◆ **AIM**:
Look through the lines below and extract any with the word "thay".

◆ **SUPPLIED DATA**:
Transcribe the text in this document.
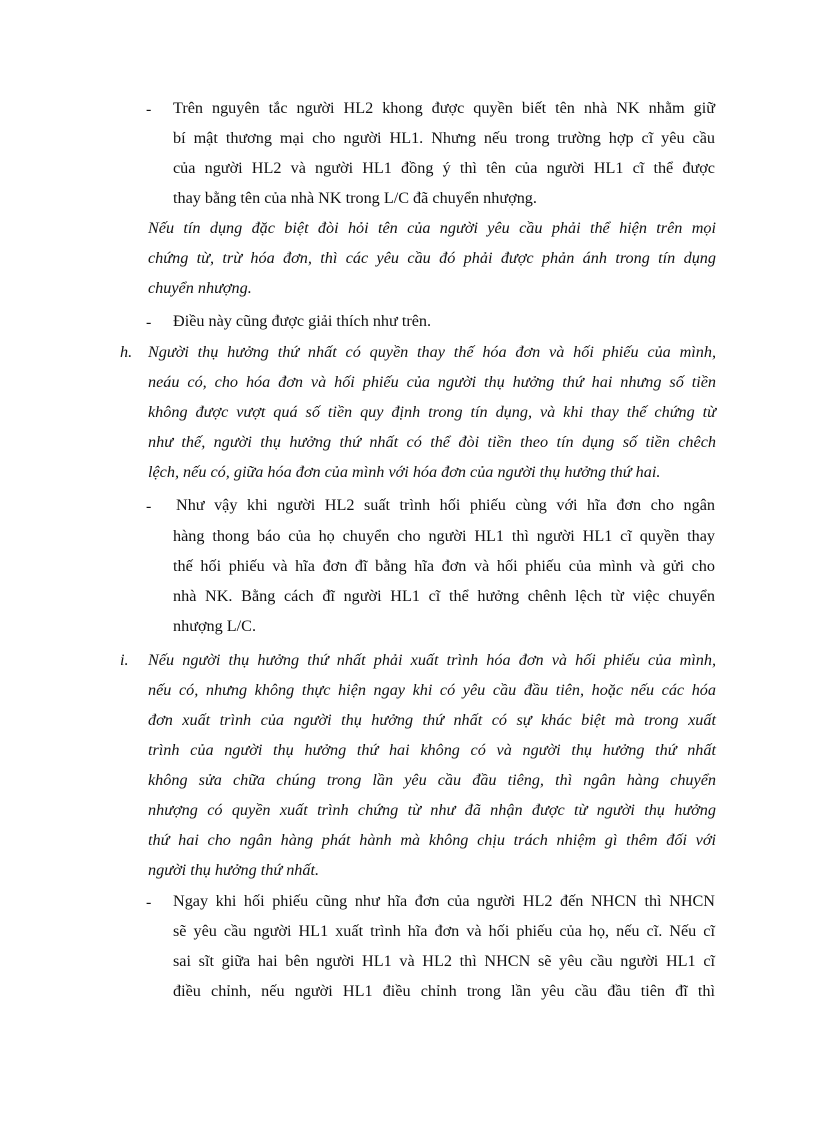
- Trên nguyên tắc người HL2 khong được quyền biết tên nhà NK nhằm giữ
bí mật thương mại cho người HL1. Nhưng nếu trong trường hợp cĩ yêu cầu
của người HL2 và người HL1 đồng ý thì tên của người HL1 cĩ thể được
thay bằng tên của nhà NK trong L/C đã chuyển nhượng.
Nếu tín dụng đặc biệt đòi hỏi tên của người yêu cầu phải thể hiện trên mọi
chứng từ, trừ hóa đơn, thì các yêu cầu đó phải được phản ánh trong tín dụng
chuyển nhượng.
- Điều này cũng được giải thích như trên.
h. Người thụ hưởng thứ nhất có quyền thay thế hóa đơn và hối phiếu của mình,
neáu có, cho hóa đơn và hối phiếu của người thụ hưởng thứ hai nhưng số tiền
không được vượt quá số tiền quy định trong tín dụng, và khi thay thế chứng từ
như thế, người thụ hưởng thứ nhất có thể đòi tiền theo tín dụng số tiền chêch
lệch, nếu có, giữa hóa đơn của mình với hóa đơn của người thụ hưởng thứ hai.
- Như vậy khi người HL2 suất trình hối phiếu cùng với hĩa đơn cho ngân
hàng thong báo của họ chuyển cho người HL1 thì người HL1 cĩ quyền thay
thế hối phiếu và hĩa đơn đĩ bằng hĩa đơn và hối phiếu của mình và gửi cho
nhà NK. Bằng cách đĩ người HL1 cĩ thể hưởng chênh lệch từ việc chuyển
nhượng L/C.
i. Nếu người thụ hưởng thứ nhất phải xuất trình hóa đơn và hối phiếu của mình,
nếu có, nhưng không thực hiện ngay khi có yêu cầu đầu tiên, hoặc nếu các hóa
đơn xuất trình của người thụ hưởng thứ nhất có sự khác biệt mà trong xuất
trình của người thụ hưởng thứ hai không có và người thụ hưởng thứ nhất
không sửa chữa chúng trong lần yêu cầu đầu tiêng, thì ngân hàng chuyển
nhượng có quyền xuất trình chứng từ như đã nhận được từ người thụ hưởng
thứ hai cho ngân hàng phát hành mà không chịu trách nhiệm gì thêm đối với
người thụ hưởng thứ nhất.
- Ngay khi hối phiếu cũng như hĩa đơn của người HL2 đến NHCN thì NHCN
sẽ yêu cầu người HL1 xuất trình hĩa đơn và hối phiếu của họ, nếu cĩ. Nếu cĩ
sai sĩt giữa hai bên người HL1 và HL2 thì NHCN sẽ yêu cầu người HL1 cĩ
điều chỉnh, nếu người HL1 điều chỉnh trong lần yêu cầu đầu tiên đĩ thì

◆ **THE REPLY**:
thay bằng tên của nhà NK trong L/C đã chuyển nhượng.
h. Người thụ hưởng thứ nhất có quyền thay thế hóa đơn và hối phiếu của mình,
không được vượt quá số tiền quy định trong tín dụng, và khi thay thế chứng từ
hàng thong báo của họ chuyển cho người HL1 thì người HL1 cĩ quyền thay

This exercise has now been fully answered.